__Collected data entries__
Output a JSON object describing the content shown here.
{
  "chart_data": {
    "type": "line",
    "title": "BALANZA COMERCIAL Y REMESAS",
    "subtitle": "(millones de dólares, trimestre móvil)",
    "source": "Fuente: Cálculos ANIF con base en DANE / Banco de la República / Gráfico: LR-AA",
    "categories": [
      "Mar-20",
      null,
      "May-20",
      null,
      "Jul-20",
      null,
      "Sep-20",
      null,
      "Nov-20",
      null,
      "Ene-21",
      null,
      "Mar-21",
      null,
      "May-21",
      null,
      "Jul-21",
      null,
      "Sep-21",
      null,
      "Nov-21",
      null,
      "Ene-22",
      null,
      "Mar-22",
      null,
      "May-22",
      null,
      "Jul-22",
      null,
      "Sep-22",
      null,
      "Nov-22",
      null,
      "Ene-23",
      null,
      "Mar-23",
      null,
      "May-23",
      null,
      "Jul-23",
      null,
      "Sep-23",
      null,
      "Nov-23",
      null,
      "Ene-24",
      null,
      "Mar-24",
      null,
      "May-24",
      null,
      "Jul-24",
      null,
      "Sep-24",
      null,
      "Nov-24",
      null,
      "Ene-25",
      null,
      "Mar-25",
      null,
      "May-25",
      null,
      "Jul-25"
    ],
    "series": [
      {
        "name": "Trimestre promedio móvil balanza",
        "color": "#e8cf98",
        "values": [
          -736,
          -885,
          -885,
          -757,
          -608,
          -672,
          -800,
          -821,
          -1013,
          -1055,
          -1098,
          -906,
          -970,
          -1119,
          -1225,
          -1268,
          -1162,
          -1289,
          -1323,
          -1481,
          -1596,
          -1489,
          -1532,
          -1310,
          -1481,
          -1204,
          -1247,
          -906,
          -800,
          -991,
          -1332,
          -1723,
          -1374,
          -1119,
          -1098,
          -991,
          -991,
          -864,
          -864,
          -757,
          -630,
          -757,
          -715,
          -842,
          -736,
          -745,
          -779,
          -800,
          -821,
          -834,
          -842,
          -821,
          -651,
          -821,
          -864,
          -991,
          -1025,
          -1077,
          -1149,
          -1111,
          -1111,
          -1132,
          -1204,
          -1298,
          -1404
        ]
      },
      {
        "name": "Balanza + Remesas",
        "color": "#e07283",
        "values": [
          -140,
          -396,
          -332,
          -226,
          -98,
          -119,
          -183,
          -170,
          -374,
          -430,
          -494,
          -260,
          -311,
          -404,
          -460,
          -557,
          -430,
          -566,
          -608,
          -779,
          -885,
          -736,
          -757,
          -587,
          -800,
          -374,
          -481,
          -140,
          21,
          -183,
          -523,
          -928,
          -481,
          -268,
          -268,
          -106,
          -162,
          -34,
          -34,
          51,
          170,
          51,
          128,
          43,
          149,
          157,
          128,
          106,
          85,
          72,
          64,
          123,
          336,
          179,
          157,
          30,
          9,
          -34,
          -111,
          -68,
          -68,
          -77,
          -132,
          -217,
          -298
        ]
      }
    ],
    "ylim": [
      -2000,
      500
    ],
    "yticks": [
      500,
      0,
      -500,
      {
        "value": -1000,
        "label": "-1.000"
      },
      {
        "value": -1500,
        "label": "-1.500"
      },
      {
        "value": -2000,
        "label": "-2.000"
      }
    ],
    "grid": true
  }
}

__WHAT IS NEEDED__
Print the listing above in full, exactly as it is.

__THE RESPONSE__
Output a JSON object describing the content shown here.
{
  "chart_data": {
    "type": "line",
    "title": "BALANZA COMERCIAL Y REMESAS",
    "subtitle": "(millones de dólares, trimestre móvil)",
    "source": "Fuente: Cálculos ANIF con base en DANE / Banco de la República / Gráfico: LR-AA",
    "categories": [
      "Mar-20",
      null,
      "May-20",
      null,
      "Jul-20",
      null,
      "Sep-20",
      null,
      "Nov-20",
      null,
      "Ene-21",
      null,
      "Mar-21",
      null,
      "May-21",
      null,
      "Jul-21",
      null,
      "Sep-21",
      null,
      "Nov-21",
      null,
      "Ene-22",
      null,
      "Mar-22",
      null,
      "May-22",
      null,
      "Jul-22",
      null,
      "Sep-22",
      null,
      "Nov-22",
      null,
      "Ene-23",
      null,
      "Mar-23",
      null,
      "May-23",
      null,
      "Jul-23",
      null,
      "Sep-23",
      null,
      "Nov-23",
      null,
      "Ene-24",
      null,
      "Mar-24",
      null,
      "May-24",
      null,
      "Jul-24",
      null,
      "Sep-24",
      null,
      "Nov-24",
      null,
      "Ene-25",
      null,
      "Mar-25",
      null,
      "May-25",
      null,
      "Jul-25"
    ],
    "series": [
      {
        "name": "Trimestre promedio móvil balanza",
        "color": "#e8cf98",
        "values": [
          -736,
          -885,
          -885,
          -757,
          -608,
          -672,
          -800,
          -821,
          -1013,
          -1055,
          -1098,
          -906,
          -970,
          -1119,
          -1225,
          -1268,
          -1162,
          -1289,
          -1323,
          -1481,
          -1596,
          -1489,
          -1532,
          -1310,
          -1481,
          -1204,
          -1247,
          -906,
          -800,
          -991,
          -1332,
          -1723,
          -1374,
          -1119,
          -1098,
          -991,
          -991,
          -864,
          -864,
          -757,
          -630,
          -757,
          -715,
          -842,
          -736,
          -745,
          -779,
          -800,
          -821,
          -834,
          -842,
          -821,
          -651,
          -821,
          -864,
          -991,
          -1025,
          -1077,
          -1149,
          -1111,
          -1111,
          -1132,
          -1204,
          -1298,
          -1404
        ]
      },
      {
        "name": "Balanza + Remesas",
        "color": "#e07283",
        "values": [
          -140,
          -396,
          -332,
          -226,
          -98,
          -119,
          -183,
          -170,
          -374,
          -430,
          -494,
          -260,
          -311,
          -404,
          -460,
          -557,
          -430,
          -566,
          -608,
          -779,
          -885,
          -736,
          -757,
          -587,
          -800,
          -374,
          -481,
          -140,
          21,
          -183,
          -523,
          -928,
          -481,
          -268,
          -268,
          -106,
          -162,
          -34,
          -34,
          51,
          170,
          51,
          128,
          43,
          149,
          157,
          128,
          106,
          85,
          72,
          64,
          123,
          336,
          179,
          157,
          30,
          9,
          -34,
          -111,
          -68,
          -68,
          -77,
          -132,
          -217,
          -298
        ]
      }
    ],
    "ylim": [
      -2000,
      500
    ],
    "yticks": [
      500,
      0,
      -500,
      {
        "value": -1000,
        "label": "-1.000"
      },
      {
        "value": -1500,
        "label": "-1.500"
      },
      {
        "value": -2000,
        "label": "-2.000"
      }
    ],
    "grid": true
  }
}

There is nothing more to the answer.